(Stated goal) In the entries that follow, count each line containing "Europe" and state the total, nothing more.

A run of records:
--- Start ---
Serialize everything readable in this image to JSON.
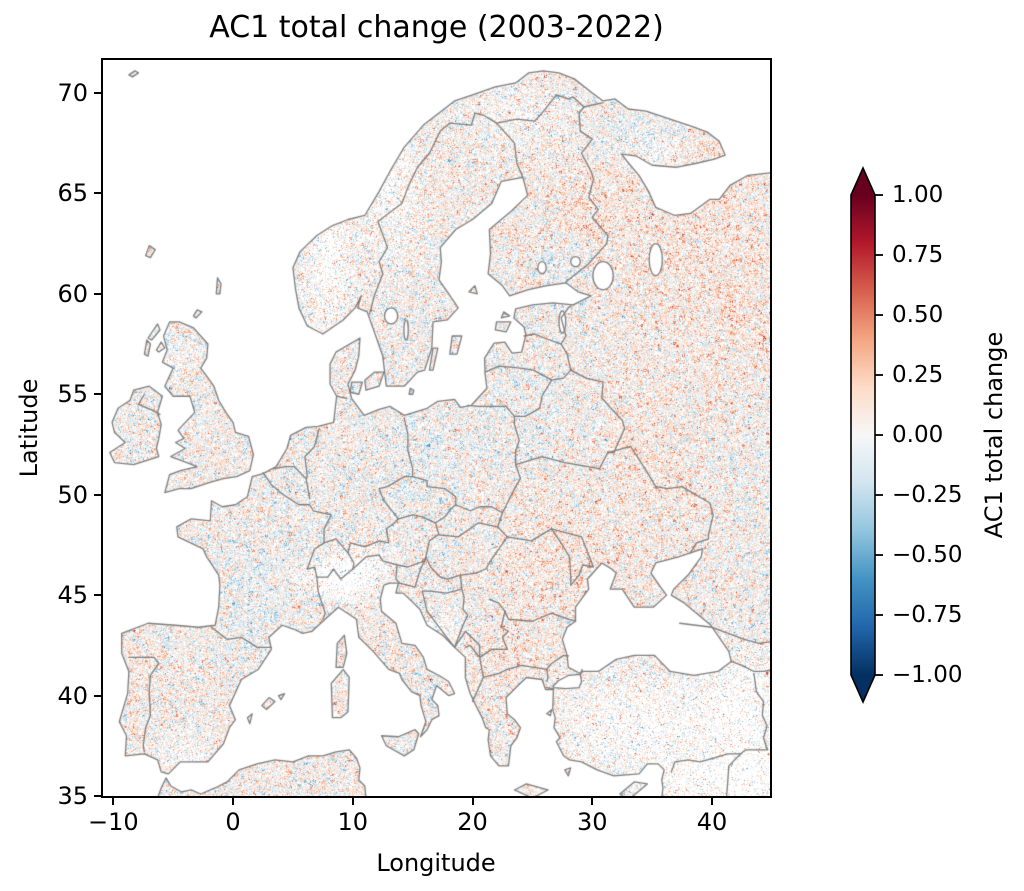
{
  "figure_title": "AC1 total change (2003-2022)",
  "axes": {
    "xlabel": "Longitude",
    "ylabel": "Latitude",
    "xtick_labels": [
      "−10",
      "0",
      "10",
      "20",
      "30",
      "40"
    ],
    "xtick_values": [
      -10,
      0,
      10,
      20,
      30,
      40
    ],
    "ytick_labels": [
      "35",
      "40",
      "45",
      "50",
      "55",
      "60",
      "65",
      "70"
    ],
    "ytick_values": [
      35,
      40,
      45,
      50,
      55,
      60,
      65,
      70
    ],
    "xlim": [
      -10.86,
      44.84
    ],
    "ylim": [
      35,
      71.64
    ]
  },
  "colorbar": {
    "label": "AC1 total change",
    "tick_labels": [
      "1.00",
      "0.75",
      "0.50",
      "0.25",
      "0.00",
      "−0.25",
      "−0.50",
      "−0.75",
      "−1.00"
    ],
    "tick_values": [
      1,
      0.75,
      0.5,
      0.25,
      0,
      -0.25,
      -0.5,
      -0.75,
      -1
    ],
    "vmin": -1,
    "vmax": 1,
    "colormap": "RdBu_r",
    "extend": "both",
    "colors_top_to_bottom": [
      "#67001f",
      "#b2182b",
      "#d6604d",
      "#f4a582",
      "#fddbc7",
      "#f7f7f7",
      "#d1e5f0",
      "#92c5de",
      "#4393c3",
      "#2166ac",
      "#053061"
    ]
  },
  "chart_data": {
    "type": "heatmap",
    "title": "AC1 total change (2003-2022)",
    "xlabel": "Longitude",
    "ylabel": "Latitude",
    "xlim": [
      -10.9,
      44.8
    ],
    "ylim": [
      35,
      71.6
    ],
    "xticks": [
      -10,
      0,
      10,
      20,
      30,
      40
    ],
    "yticks": [
      35,
      40,
      45,
      50,
      55,
      60,
      65,
      70
    ],
    "grid": false,
    "legend": "none",
    "colorbar": {
      "label": "AC1 total change",
      "range": [
        -1,
        1
      ],
      "ticks": [
        -1,
        -0.75,
        -0.5,
        -0.25,
        0,
        0.25,
        0.5,
        0.75,
        1
      ],
      "colormap": "RdBu_r",
      "extend": "both",
      "position": "right"
    },
    "map_region": "Europe with national borders drawn in gray; ocean and seas in white",
    "value_summary": "Fine-grained per-pixel AC1 change values over land, mostly between −0.3 and +0.3; weak positive (pale red) tendency over western Russia, eastern Finland, Romania/Ukraine and the Balkans; weak negative (pale blue) tendency over central Europe, the Baltic states, southwestern France and the Kola Peninsula; white no-data gaps over the Scandinavian mountains, the Alps, southern Spain and central/eastern Turkey"
  }
}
--- End ---
(Answer) 2